> _Directions_
Quote the whole listing exactly. Leave the pictures out of your copy.

> _Dataset extract_
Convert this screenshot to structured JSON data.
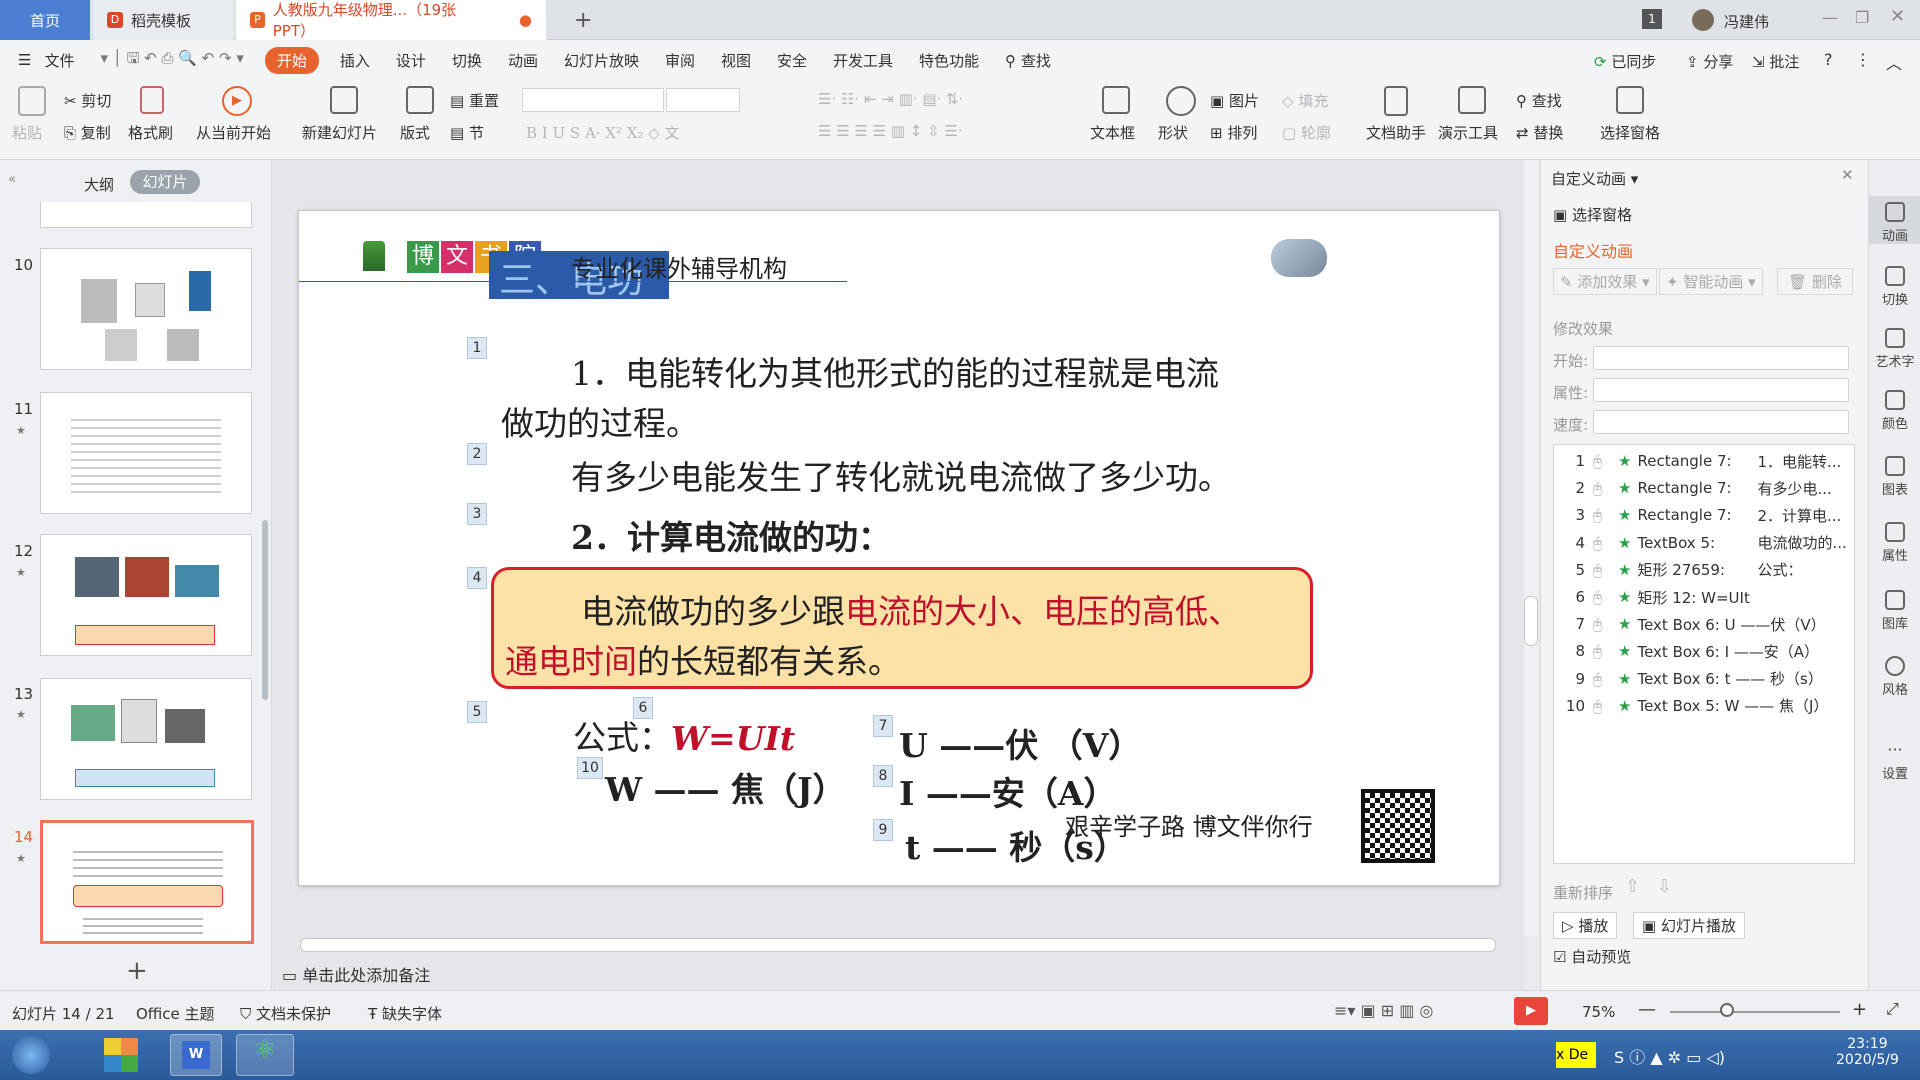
{
  "tabs": {
    "home": "首页",
    "daoke": "稻壳模板",
    "doc": "人教版九年级物理...（19张PPT）",
    "new_tab": "+",
    "count_badge": "1",
    "user": "冯建伟"
  },
  "menu": {
    "file": "文件",
    "items": [
      "开始",
      "插入",
      "设计",
      "切换",
      "动画",
      "幻灯片放映",
      "审阅",
      "视图",
      "安全",
      "开发工具",
      "特色功能"
    ],
    "search": "查找",
    "synced": "已同步",
    "share": "分享",
    "annotate": "批注"
  },
  "ribbon": {
    "paste": "粘贴",
    "cut": "剪切",
    "copy": "复制",
    "format_painter": "格式刷",
    "play_from_current": "从当前开始",
    "new_slide": "新建幻灯片",
    "layout": "版式",
    "reset": "重置",
    "section": "节",
    "text_box": "文本框",
    "shape": "形状",
    "picture": "图片",
    "arrange": "排列",
    "fill": "填充",
    "outline": "轮廓",
    "doc_assistant": "文档助手",
    "present_tools": "演示工具",
    "find": "查找",
    "replace": "替换",
    "select_pane": "选择窗格"
  },
  "left": {
    "tab_outline": "大纲",
    "tab_slides": "幻灯片",
    "slide_numbers": [
      "10",
      "11",
      "12",
      "13",
      "14"
    ],
    "add": "+"
  },
  "slide": {
    "org": "专业化课外辅导机构",
    "logo_chars": [
      "博",
      "文",
      "书",
      "院"
    ],
    "heading": "三、电功",
    "p1a": "1．电能转化为其他形式的能的过程就是电流",
    "p1b": "做功的过程。",
    "p2": "有多少电能发生了转化就说电流做了多少功。",
    "p3": "2．计算电流做的功：",
    "box_a": "电流做功的多少跟",
    "box_a_red": "电流的大小、电压的高低、",
    "box_b_red": "通电时间",
    "box_b": "的长短都有关系。",
    "formula_label": "公式：",
    "formula": "W=UIt",
    "u_line": "U ——伏 （V）",
    "i_line": "I ——安（A）",
    "t_line": "t  —— 秒（s）",
    "w_line": "W —— 焦（J）",
    "slogan": "艰辛学子路  博文伴你行",
    "tags": [
      "1",
      "2",
      "3",
      "4",
      "5",
      "6",
      "7",
      "8",
      "9",
      "10"
    ]
  },
  "notes": "单击此处添加备注",
  "right": {
    "title": "自定义动画",
    "select_pane": "选择窗格",
    "section": "自定义动画",
    "add_effect": "添加效果",
    "smart_anim": "智能动画",
    "delete": "删除",
    "modify": "修改效果",
    "start": "开始:",
    "property": "属性:",
    "speed": "速度:",
    "reorder": "重新排序",
    "play": "播放",
    "slideshow": "幻灯片播放",
    "auto_preview": "自动预览",
    "animations": [
      {
        "n": "1",
        "name": "Rectangle 7:",
        "text": "1．电能转..."
      },
      {
        "n": "2",
        "name": "Rectangle 7:",
        "text": "有多少电..."
      },
      {
        "n": "3",
        "name": "Rectangle 7:",
        "text": "2．计算电..."
      },
      {
        "n": "4",
        "name": "TextBox 5:",
        "text": "电流做功的..."
      },
      {
        "n": "5",
        "name": "矩形 27659:",
        "text": "公式："
      },
      {
        "n": "6",
        "name": "矩形 12: W=UIt",
        "text": ""
      },
      {
        "n": "7",
        "name": "Text Box 6: U ——伏（V）",
        "text": ""
      },
      {
        "n": "8",
        "name": "Text Box 6: I ——安（A）",
        "text": ""
      },
      {
        "n": "9",
        "name": "Text Box 6: t  —— 秒（s）",
        "text": ""
      },
      {
        "n": "10",
        "name": "Text Box 5: W —— 焦（J）",
        "text": ""
      }
    ]
  },
  "sidebar": [
    "动画",
    "切换",
    "艺术字",
    "颜色",
    "图表",
    "属性",
    "图库",
    "风格",
    "设置"
  ],
  "status": {
    "slide": "幻灯片 14 / 21",
    "theme": "Office 主题",
    "protect": "文档未保护",
    "font": "缺失字体",
    "zoom": "75%"
  },
  "taskbar": {
    "time": "23:19",
    "date": "2020/5/9",
    "de": "x De"
  }
}
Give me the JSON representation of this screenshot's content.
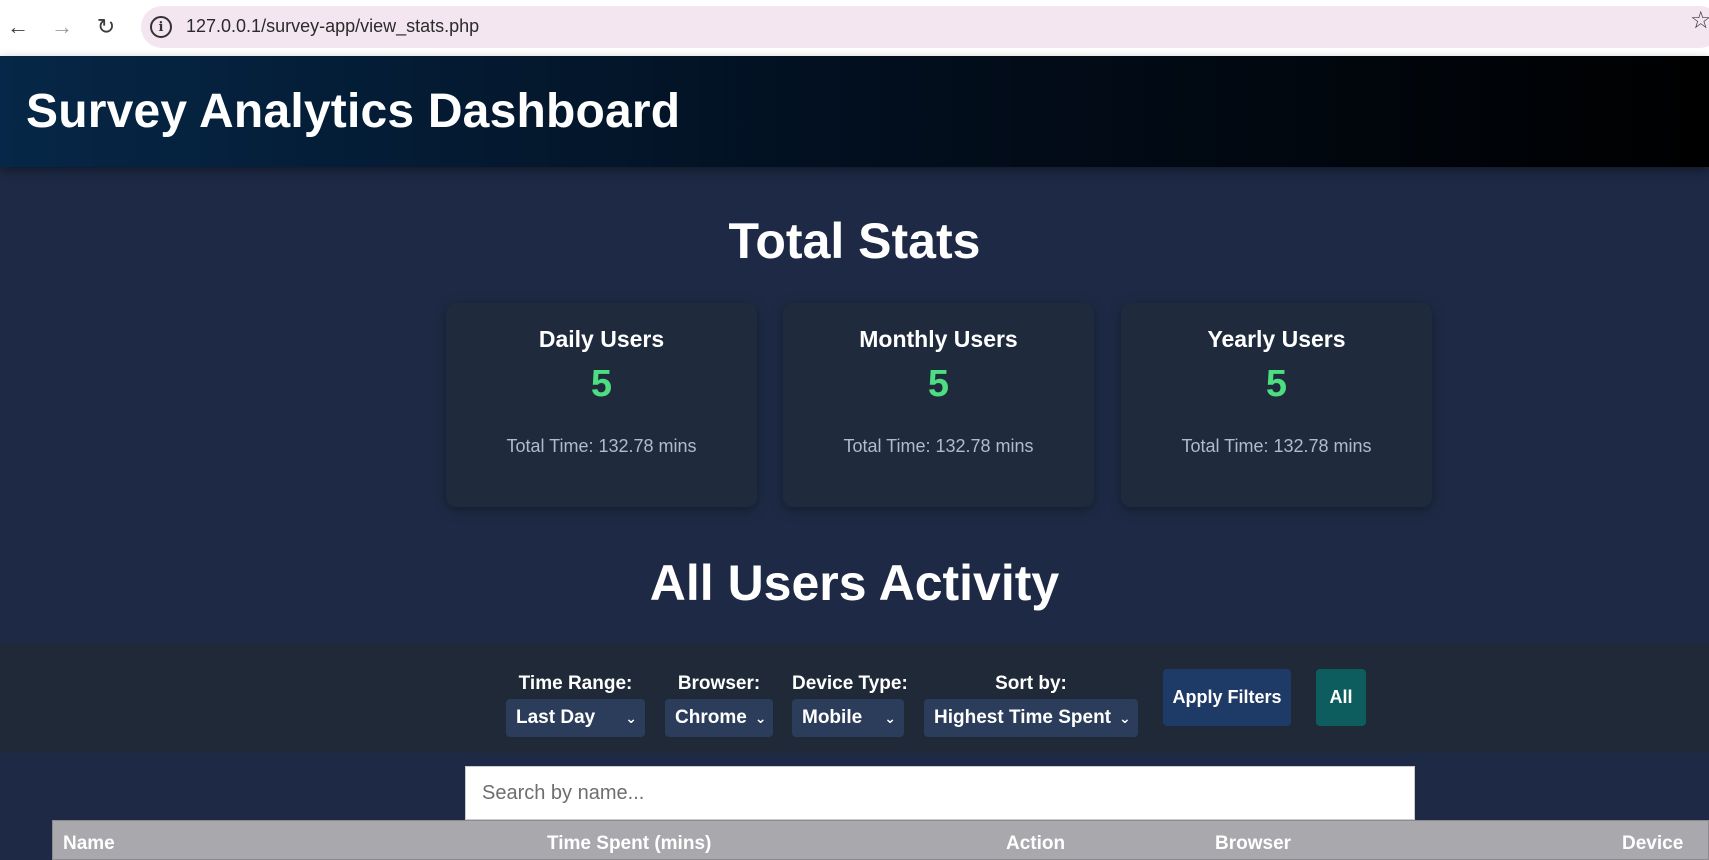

> _Task solution_
Convert this screenshot to structured JSON data.
{
  "tabs": {
    "home": "首页",
    "daoke": "稻壳模板",
    "doc": "人教版九年级物理...（19张PPT）",
    "new_tab": "+",
    "count_badge": "1",
    "user": "冯建伟"
  },
  "menu": {
    "file": "文件",
    "items": [
      "开始",
      "插入",
      "设计",
      "切换",
      "动画",
      "幻灯片放映",
      "审阅",
      "视图",
      "安全",
      "开发工具",
      "特色功能"
    ],
    "search": "查找",
    "synced": "已同步",
    "share": "分享",
    "annotate": "批注"
  },
  "ribbon": {
    "paste": "粘贴",
    "cut": "剪切",
    "copy": "复制",
    "format_painter": "格式刷",
    "play_from_current": "从当前开始",
    "new_slide": "新建幻灯片",
    "layout": "版式",
    "reset": "重置",
    "section": "节",
    "text_box": "文本框",
    "shape": "形状",
    "picture": "图片",
    "arrange": "排列",
    "fill": "填充",
    "outline": "轮廓",
    "doc_assistant": "文档助手",
    "present_tools": "演示工具",
    "find": "查找",
    "replace": "替换",
    "select_pane": "选择窗格"
  },
  "left": {
    "tab_outline": "大纲",
    "tab_slides": "幻灯片",
    "slide_numbers": [
      "10",
      "11",
      "12",
      "13",
      "14"
    ],
    "add": "+"
  },
  "slide": {
    "org": "专业化课外辅导机构",
    "logo_chars": [
      "博",
      "文",
      "书",
      "院"
    ],
    "heading": "三、电功",
    "p1a": "1．电能转化为其他形式的能的过程就是电流",
    "p1b": "做功的过程。",
    "p2": "有多少电能发生了转化就说电流做了多少功。",
    "p3": "2．计算电流做的功：",
    "box_a": "电流做功的多少跟",
    "box_a_red": "电流的大小、电压的高低、",
    "box_b_red": "通电时间",
    "box_b": "的长短都有关系。",
    "formula_label": "公式：",
    "formula": "W=UIt",
    "u_line": "U ——伏 （V）",
    "i_line": "I ——安（A）",
    "t_line": "t  —— 秒（s）",
    "w_line": "W —— 焦（J）",
    "slogan": "艰辛学子路  博文伴你行",
    "tags": [
      "1",
      "2",
      "3",
      "4",
      "5",
      "6",
      "7",
      "8",
      "9",
      "10"
    ]
  },
  "notes": "单击此处添加备注",
  "right": {
    "title": "自定义动画",
    "select_pane": "选择窗格",
    "section": "自定义动画",
    "add_effect": "添加效果",
    "smart_anim": "智能动画",
    "delete": "删除",
    "modify": "修改效果",
    "start": "开始:",
    "property": "属性:",
    "speed": "速度:",
    "reorder": "重新排序",
    "play": "播放",
    "slideshow": "幻灯片播放",
    "auto_preview": "自动预览",
    "animations": [
      {
        "n": "1",
        "name": "Rectangle 7:",
        "text": "1．电能转..."
      },
      {
        "n": "2",
        "name": "Rectangle 7:",
        "text": "有多少电..."
      },
      {
        "n": "3",
        "name": "Rectangle 7:",
        "text": "2．计算电..."
      },
      {
        "n": "4",
        "name": "TextBox 5:",
        "text": "电流做功的..."
      },
      {
        "n": "5",
        "name": "矩形 27659:",
        "text": "公式："
      },
      {
        "n": "6",
        "name": "矩形 12: W=UIt",
        "text": ""
      },
      {
        "n": "7",
        "name": "Text Box 6: U ——伏（V）",
        "text": ""
      },
      {
        "n": "8",
        "name": "Text Box 6: I ——安（A）",
        "text": ""
      },
      {
        "n": "9",
        "name": "Text Box 6: t  —— 秒（s）",
        "text": ""
      },
      {
        "n": "10",
        "name": "Text Box 5: W —— 焦（J）",
        "text": ""
      }
    ]
  },
  "sidebar": [
    "动画",
    "切换",
    "艺术字",
    "颜色",
    "图表",
    "属性",
    "图库",
    "风格",
    "设置"
  ],
  "status": {
    "slide": "幻灯片 14 / 21",
    "theme": "Office 主题",
    "protect": "文档未保护",
    "font": "缺失字体",
    "zoom": "75%"
  },
  "taskbar": {
    "time": "23:19",
    "date": "2020/5/9",
    "de": "x De"
  }
}
Give me the JSON representation of this screenshot's content.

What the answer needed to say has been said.